## Start Dataset

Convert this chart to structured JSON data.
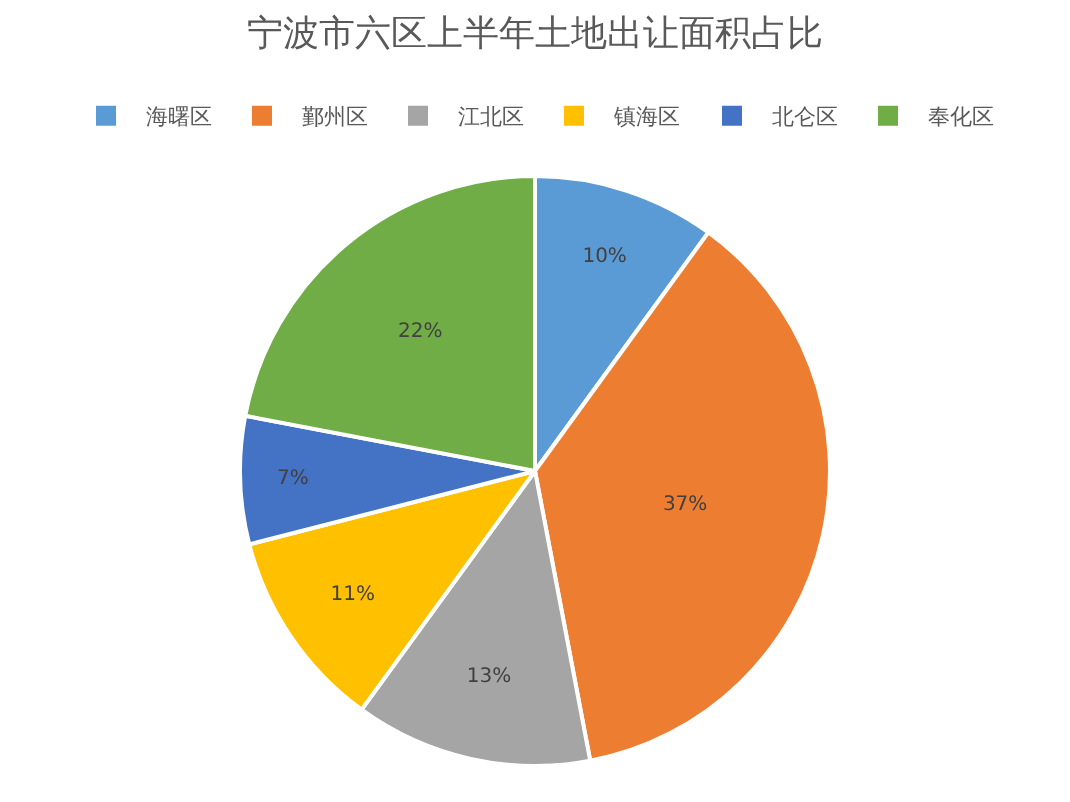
{
  "chart_data": {
    "type": "pie",
    "title": "宁波市六区上半年土地出让面积占比",
    "categories": [
      "海曙区",
      "鄞州区",
      "江北区",
      "镇海区",
      "北仑区",
      "奉化区"
    ],
    "values": [
      10,
      37,
      13,
      11,
      7,
      22
    ],
    "value_labels": [
      "10%",
      "37%",
      "13%",
      "11%",
      "7%",
      "22%"
    ],
    "colors": [
      "#5b9bd5",
      "#ed7d31",
      "#a5a5a5",
      "#ffc000",
      "#4472c4",
      "#70ad47"
    ],
    "legend": "top"
  }
}
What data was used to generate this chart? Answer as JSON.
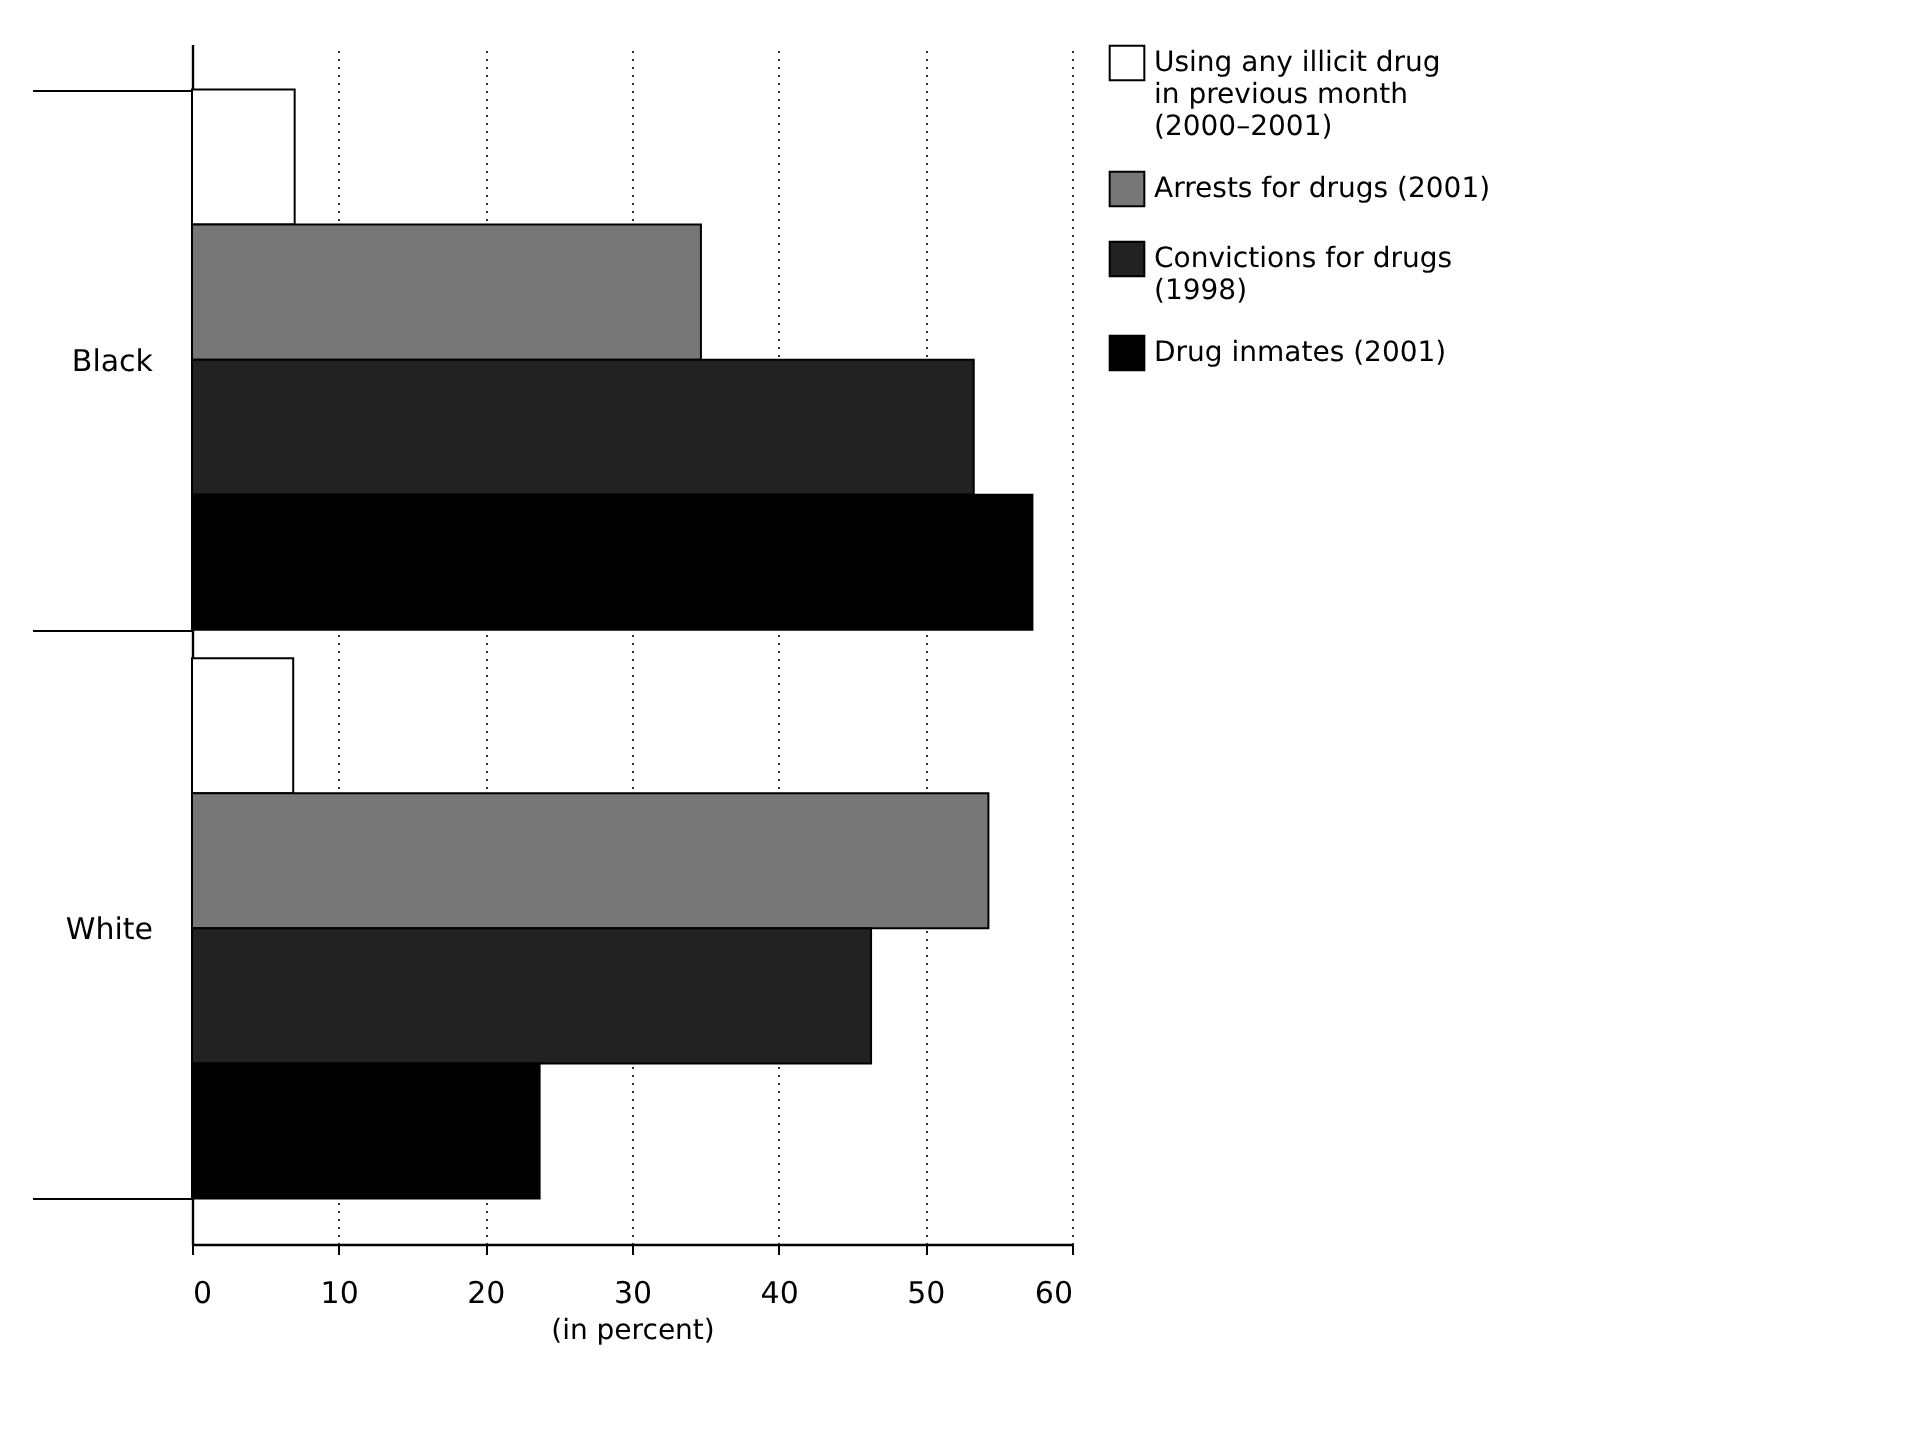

## End Dataset

• [Request]: The records above are to be reproduced exactly; the pictures are to be left out.

• [Output for this task]:
Convert this chart to structured JSON data.
{
  "chart_data": {
    "type": "pie",
    "title": "宁波市六区上半年土地出让面积占比",
    "categories": [
      "海曙区",
      "鄞州区",
      "江北区",
      "镇海区",
      "北仑区",
      "奉化区"
    ],
    "values": [
      10,
      37,
      13,
      11,
      7,
      22
    ],
    "value_labels": [
      "10%",
      "37%",
      "13%",
      "11%",
      "7%",
      "22%"
    ],
    "colors": [
      "#5b9bd5",
      "#ed7d31",
      "#a5a5a5",
      "#ffc000",
      "#4472c4",
      "#70ad47"
    ],
    "legend": "top"
  }
}
What data was used to generate this chart? Answer as JSON.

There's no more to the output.